What the task requires: Repeat everything in the material exactly.

Information shown:
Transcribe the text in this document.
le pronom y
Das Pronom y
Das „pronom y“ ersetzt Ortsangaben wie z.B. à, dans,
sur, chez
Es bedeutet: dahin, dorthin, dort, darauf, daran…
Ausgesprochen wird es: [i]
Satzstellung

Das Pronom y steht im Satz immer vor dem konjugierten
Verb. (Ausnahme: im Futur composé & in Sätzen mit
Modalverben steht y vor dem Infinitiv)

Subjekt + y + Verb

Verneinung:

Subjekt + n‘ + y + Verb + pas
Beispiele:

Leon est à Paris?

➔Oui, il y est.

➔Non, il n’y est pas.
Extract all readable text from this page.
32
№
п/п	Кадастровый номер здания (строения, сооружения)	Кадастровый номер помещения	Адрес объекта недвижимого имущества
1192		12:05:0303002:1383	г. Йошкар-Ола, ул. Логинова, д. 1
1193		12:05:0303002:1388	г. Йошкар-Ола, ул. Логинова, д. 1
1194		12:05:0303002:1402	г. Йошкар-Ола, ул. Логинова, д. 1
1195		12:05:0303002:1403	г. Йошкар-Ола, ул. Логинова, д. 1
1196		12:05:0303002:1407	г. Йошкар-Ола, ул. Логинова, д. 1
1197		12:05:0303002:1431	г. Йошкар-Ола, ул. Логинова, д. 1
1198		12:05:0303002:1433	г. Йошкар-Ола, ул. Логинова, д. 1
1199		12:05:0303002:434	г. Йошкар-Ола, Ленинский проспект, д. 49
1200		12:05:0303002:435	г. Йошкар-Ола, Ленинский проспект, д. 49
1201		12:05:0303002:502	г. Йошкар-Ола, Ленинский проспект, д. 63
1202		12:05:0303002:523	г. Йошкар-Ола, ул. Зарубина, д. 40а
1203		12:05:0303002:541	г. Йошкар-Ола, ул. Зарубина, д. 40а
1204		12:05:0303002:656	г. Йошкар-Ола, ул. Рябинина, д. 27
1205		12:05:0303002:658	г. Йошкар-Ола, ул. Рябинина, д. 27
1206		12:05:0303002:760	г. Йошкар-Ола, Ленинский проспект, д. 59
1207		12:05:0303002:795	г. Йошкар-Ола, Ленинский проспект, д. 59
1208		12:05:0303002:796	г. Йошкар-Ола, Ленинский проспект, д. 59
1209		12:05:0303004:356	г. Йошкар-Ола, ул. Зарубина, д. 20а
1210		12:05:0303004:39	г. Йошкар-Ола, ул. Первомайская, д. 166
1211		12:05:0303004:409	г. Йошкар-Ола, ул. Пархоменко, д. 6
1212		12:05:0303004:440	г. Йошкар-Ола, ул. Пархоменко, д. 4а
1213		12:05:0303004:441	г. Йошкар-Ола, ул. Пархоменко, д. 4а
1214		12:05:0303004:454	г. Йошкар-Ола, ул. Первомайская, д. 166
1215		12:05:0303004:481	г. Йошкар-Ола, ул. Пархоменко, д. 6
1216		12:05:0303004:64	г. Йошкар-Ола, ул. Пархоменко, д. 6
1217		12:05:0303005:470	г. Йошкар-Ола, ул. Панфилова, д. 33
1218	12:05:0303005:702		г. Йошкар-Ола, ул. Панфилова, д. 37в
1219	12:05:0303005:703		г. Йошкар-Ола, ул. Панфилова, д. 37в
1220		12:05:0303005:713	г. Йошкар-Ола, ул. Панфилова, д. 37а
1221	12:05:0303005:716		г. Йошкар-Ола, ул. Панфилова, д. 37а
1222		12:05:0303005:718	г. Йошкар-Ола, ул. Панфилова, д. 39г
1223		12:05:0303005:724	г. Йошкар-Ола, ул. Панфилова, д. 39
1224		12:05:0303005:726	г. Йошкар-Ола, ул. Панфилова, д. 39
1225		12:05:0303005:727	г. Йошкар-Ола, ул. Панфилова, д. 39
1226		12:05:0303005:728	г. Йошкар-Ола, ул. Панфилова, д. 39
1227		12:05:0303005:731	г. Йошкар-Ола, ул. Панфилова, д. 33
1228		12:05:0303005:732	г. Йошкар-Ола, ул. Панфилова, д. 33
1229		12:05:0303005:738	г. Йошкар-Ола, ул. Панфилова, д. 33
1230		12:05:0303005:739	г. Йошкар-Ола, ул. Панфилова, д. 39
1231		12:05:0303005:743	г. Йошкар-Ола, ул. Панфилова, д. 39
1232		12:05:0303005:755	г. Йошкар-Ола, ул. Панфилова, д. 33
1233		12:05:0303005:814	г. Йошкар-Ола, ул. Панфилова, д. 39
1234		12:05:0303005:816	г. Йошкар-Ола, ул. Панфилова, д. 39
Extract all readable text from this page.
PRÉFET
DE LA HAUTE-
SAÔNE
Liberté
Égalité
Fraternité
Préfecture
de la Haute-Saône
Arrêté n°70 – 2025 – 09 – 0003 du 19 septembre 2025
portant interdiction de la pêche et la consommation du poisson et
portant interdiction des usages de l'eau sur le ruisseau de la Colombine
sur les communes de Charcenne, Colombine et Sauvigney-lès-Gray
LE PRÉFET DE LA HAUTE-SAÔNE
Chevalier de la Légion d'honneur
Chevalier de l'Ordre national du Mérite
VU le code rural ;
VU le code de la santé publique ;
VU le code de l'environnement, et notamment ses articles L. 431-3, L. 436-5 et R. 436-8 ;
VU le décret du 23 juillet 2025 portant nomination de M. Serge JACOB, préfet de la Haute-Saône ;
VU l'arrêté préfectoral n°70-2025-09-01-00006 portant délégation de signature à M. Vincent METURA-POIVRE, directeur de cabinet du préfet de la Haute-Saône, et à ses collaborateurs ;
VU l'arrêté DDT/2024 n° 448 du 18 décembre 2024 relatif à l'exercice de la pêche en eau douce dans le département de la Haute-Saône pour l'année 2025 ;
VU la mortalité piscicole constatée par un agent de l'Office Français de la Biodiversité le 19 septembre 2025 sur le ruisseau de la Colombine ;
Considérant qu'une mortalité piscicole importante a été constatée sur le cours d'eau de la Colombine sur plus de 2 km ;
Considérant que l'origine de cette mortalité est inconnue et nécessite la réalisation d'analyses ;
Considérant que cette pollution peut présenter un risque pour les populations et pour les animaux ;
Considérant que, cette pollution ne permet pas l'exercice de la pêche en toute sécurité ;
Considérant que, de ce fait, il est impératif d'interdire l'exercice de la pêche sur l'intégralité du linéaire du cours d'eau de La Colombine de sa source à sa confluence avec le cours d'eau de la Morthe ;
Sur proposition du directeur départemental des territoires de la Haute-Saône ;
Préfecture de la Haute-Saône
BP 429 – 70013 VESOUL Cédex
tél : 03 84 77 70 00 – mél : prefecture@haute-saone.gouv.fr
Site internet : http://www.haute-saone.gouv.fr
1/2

Solution for this problem:
Transcribe the text in this document.
le pronom y
Das Pronom y
Das „pronom y“ ersetzt Ortsangaben wie z.B. à, dans,
sur, chez
Es bedeutet: dahin, dorthin, dort, darauf, daran…
Ausgesprochen wird es: [i]
Satzstellung

Das Pronom y steht im Satz immer vor dem konjugierten
Verb. (Ausnahme: im Futur composé & in Sätzen mit
Modalverben steht y vor dem Infinitiv)

Subjekt + y + Verb

Verneinung:

Subjekt + n‘ + y + Verb + pas
Beispiele:

Leon est à Paris?

➔Oui, il y est.

➔Non, il n’y est pas.
Extract all readable text from this page.
32
№
п/п	Кадастровый номер здания (строения, сооружения)	Кадастровый номер помещения	Адрес объекта недвижимого имущества
1192		12:05:0303002:1383	г. Йошкар-Ола, ул. Логинова, д. 1
1193		12:05:0303002:1388	г. Йошкар-Ола, ул. Логинова, д. 1
1194		12:05:0303002:1402	г. Йошкар-Ола, ул. Логинова, д. 1
1195		12:05:0303002:1403	г. Йошкар-Ола, ул. Логинова, д. 1
1196		12:05:0303002:1407	г. Йошкар-Ола, ул. Логинова, д. 1
1197		12:05:0303002:1431	г. Йошкар-Ола, ул. Логинова, д. 1
1198		12:05:0303002:1433	г. Йошкар-Ола, ул. Логинова, д. 1
1199		12:05:0303002:434	г. Йошкар-Ола, Ленинский проспект, д. 49
1200		12:05:0303002:435	г. Йошкар-Ола, Ленинский проспект, д. 49
1201		12:05:0303002:502	г. Йошкар-Ола, Ленинский проспект, д. 63
1202		12:05:0303002:523	г. Йошкар-Ола, ул. Зарубина, д. 40а
1203		12:05:0303002:541	г. Йошкар-Ола, ул. Зарубина, д. 40а
1204		12:05:0303002:656	г. Йошкар-Ола, ул. Рябинина, д. 27
1205		12:05:0303002:658	г. Йошкар-Ола, ул. Рябинина, д. 27
1206		12:05:0303002:760	г. Йошкар-Ола, Ленинский проспект, д. 59
1207		12:05:0303002:795	г. Йошкар-Ола, Ленинский проспект, д. 59
1208		12:05:0303002:796	г. Йошкар-Ола, Ленинский проспект, д. 59
1209		12:05:0303004:356	г. Йошкар-Ола, ул. Зарубина, д. 20а
1210		12:05:0303004:39	г. Йошкар-Ола, ул. Первомайская, д. 166
1211		12:05:0303004:409	г. Йошкар-Ола, ул. Пархоменко, д. 6
1212		12:05:0303004:440	г. Йошкар-Ола, ул. Пархоменко, д. 4а
1213		12:05:0303004:441	г. Йошкар-Ола, ул. Пархоменко, д. 4а
1214		12:05:0303004:454	г. Йошкар-Ола, ул. Первомайская, д. 166
1215		12:05:0303004:481	г. Йошкар-Ола, ул. Пархоменко, д. 6
1216		12:05:0303004:64	г. Йошкар-Ола, ул. Пархоменко, д. 6
1217		12:05:0303005:470	г. Йошкар-Ола, ул. Панфилова, д. 33
1218	12:05:0303005:702		г. Йошкар-Ола, ул. Панфилова, д. 37в
1219	12:05:0303005:703		г. Йошкар-Ола, ул. Панфилова, д. 37в
1220		12:05:0303005:713	г. Йошкар-Ола, ул. Панфилова, д. 37а
1221	12:05:0303005:716		г. Йошкар-Ола, ул. Панфилова, д. 37а
1222		12:05:0303005:718	г. Йошкар-Ола, ул. Панфилова, д. 39г
1223		12:05:0303005:724	г. Йошкар-Ола, ул. Панфилова, д. 39
1224		12:05:0303005:726	г. Йошкар-Ола, ул. Панфилова, д. 39
1225		12:05:0303005:727	г. Йошкар-Ола, ул. Панфилова, д. 39
1226		12:05:0303005:728	г. Йошкар-Ола, ул. Панфилова, д. 39
1227		12:05:0303005:731	г. Йошкар-Ола, ул. Панфилова, д. 33
1228		12:05:0303005:732	г. Йошкар-Ола, ул. Панфилова, д. 33
1229		12:05:0303005:738	г. Йошкар-Ола, ул. Панфилова, д. 33
1230		12:05:0303005:739	г. Йошкар-Ола, ул. Панфилова, д. 39
1231		12:05:0303005:743	г. Йошкар-Ола, ул. Панфилова, д. 39
1232		12:05:0303005:755	г. Йошкар-Ола, ул. Панфилова, д. 33
1233		12:05:0303005:814	г. Йошкар-Ола, ул. Панфилова, д. 39
1234		12:05:0303005:816	г. Йошкар-Ола, ул. Панфилова, д. 39
Extract all readable text from this page.
PRÉFET
DE LA HAUTE-
SAÔNE
Liberté
Égalité
Fraternité
Préfecture
de la Haute-Saône
Arrêté n°70 – 2025 – 09 – 0003 du 19 septembre 2025
portant interdiction de la pêche et la consommation du poisson et
portant interdiction des usages de l'eau sur le ruisseau de la Colombine
sur les communes de Charcenne, Colombine et Sauvigney-lès-Gray
LE PRÉFET DE LA HAUTE-SAÔNE
Chevalier de la Légion d'honneur
Chevalier de l'Ordre national du Mérite
VU le code rural ;
VU le code de la santé publique ;
VU le code de l'environnement, et notamment ses articles L. 431-3, L. 436-5 et R. 436-8 ;
VU le décret du 23 juillet 2025 portant nomination de M. Serge JACOB, préfet de la Haute-Saône ;
VU l'arrêté préfectoral n°70-2025-09-01-00006 portant délégation de signature à M. Vincent METURA-POIVRE, directeur de cabinet du préfet de la Haute-Saône, et à ses collaborateurs ;
VU l'arrêté DDT/2024 n° 448 du 18 décembre 2024 relatif à l'exercice de la pêche en eau douce dans le département de la Haute-Saône pour l'année 2025 ;
VU la mortalité piscicole constatée par un agent de l'Office Français de la Biodiversité le 19 septembre 2025 sur le ruisseau de la Colombine ;
Considérant qu'une mortalité piscicole importante a été constatée sur le cours d'eau de la Colombine sur plus de 2 km ;
Considérant que l'origine de cette mortalité est inconnue et nécessite la réalisation d'analyses ;
Considérant que cette pollution peut présenter un risque pour les populations et pour les animaux ;
Considérant que, cette pollution ne permet pas l'exercice de la pêche en toute sécurité ;
Considérant que, de ce fait, il est impératif d'interdire l'exercice de la pêche sur l'intégralité du linéaire du cours d'eau de La Colombine de sa source à sa confluence avec le cours d'eau de la Morthe ;
Sur proposition du directeur départemental des territoires de la Haute-Saône ;
Préfecture de la Haute-Saône
BP 429 – 70013 VESOUL Cédex
tél : 03 84 77 70 00 – mél : prefecture@haute-saone.gouv.fr
Site internet : http://www.haute-saone.gouv.fr
1/2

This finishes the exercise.